Request:
Determine how many lines contain the string "name" and reply with that number alone.

Start of Data for this exercise

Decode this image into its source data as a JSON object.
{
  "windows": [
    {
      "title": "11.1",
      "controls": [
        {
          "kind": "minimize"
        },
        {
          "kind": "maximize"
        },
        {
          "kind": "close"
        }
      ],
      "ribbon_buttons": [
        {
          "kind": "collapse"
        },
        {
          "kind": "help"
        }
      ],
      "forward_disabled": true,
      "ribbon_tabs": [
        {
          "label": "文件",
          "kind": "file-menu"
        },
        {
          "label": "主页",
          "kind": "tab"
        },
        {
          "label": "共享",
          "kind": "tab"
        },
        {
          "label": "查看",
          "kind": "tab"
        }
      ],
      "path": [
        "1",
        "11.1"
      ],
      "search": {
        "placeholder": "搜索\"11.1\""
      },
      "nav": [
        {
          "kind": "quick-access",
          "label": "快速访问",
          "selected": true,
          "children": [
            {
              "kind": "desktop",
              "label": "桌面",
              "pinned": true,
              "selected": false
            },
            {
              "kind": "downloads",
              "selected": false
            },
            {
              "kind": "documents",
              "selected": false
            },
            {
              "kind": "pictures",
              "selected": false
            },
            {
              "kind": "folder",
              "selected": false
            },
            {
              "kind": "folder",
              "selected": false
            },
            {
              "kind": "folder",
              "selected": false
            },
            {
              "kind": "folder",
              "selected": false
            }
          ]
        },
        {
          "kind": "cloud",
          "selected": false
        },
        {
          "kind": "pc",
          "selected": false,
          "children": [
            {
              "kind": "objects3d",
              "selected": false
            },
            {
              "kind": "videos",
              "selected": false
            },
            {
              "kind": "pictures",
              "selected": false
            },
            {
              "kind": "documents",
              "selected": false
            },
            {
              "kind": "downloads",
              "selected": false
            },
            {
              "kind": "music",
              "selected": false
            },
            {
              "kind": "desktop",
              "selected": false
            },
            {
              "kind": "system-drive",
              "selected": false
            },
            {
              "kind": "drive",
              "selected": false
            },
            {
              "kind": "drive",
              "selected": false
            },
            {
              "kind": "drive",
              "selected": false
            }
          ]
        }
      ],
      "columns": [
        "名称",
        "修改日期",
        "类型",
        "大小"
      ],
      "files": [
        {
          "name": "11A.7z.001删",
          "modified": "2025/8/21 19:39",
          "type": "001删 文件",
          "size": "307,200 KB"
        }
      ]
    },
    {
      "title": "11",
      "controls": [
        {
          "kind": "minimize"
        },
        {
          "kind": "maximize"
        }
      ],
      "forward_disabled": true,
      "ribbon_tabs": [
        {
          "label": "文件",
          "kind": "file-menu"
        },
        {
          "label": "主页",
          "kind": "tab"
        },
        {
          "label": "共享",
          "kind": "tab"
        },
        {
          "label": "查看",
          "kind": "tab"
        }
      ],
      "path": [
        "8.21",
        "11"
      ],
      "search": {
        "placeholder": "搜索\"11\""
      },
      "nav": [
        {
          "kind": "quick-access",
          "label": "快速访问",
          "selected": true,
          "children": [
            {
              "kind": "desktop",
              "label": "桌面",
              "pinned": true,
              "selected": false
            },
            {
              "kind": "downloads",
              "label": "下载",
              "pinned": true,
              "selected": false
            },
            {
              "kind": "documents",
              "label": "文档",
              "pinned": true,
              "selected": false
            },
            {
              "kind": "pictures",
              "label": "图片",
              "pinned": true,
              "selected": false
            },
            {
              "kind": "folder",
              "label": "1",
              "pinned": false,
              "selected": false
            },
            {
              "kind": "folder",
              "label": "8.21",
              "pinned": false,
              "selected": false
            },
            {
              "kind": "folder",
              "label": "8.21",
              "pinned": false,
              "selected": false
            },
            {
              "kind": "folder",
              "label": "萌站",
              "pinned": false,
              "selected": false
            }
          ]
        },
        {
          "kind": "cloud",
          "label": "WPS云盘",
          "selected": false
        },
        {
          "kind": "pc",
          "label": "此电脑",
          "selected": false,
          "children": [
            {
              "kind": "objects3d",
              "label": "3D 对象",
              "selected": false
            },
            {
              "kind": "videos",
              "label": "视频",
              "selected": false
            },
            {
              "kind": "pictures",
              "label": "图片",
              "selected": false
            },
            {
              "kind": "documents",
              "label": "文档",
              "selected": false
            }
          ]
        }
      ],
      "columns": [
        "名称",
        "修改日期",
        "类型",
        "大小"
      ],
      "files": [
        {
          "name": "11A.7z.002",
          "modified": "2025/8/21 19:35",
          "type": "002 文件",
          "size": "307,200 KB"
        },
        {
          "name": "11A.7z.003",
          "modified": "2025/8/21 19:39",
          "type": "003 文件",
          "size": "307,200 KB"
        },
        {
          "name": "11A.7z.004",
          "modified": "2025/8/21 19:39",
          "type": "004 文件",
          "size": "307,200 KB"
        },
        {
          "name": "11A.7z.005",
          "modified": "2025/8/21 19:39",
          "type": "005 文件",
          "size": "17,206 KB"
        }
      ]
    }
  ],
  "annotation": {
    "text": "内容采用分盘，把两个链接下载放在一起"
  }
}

End of Data for this exercise

Task output:
5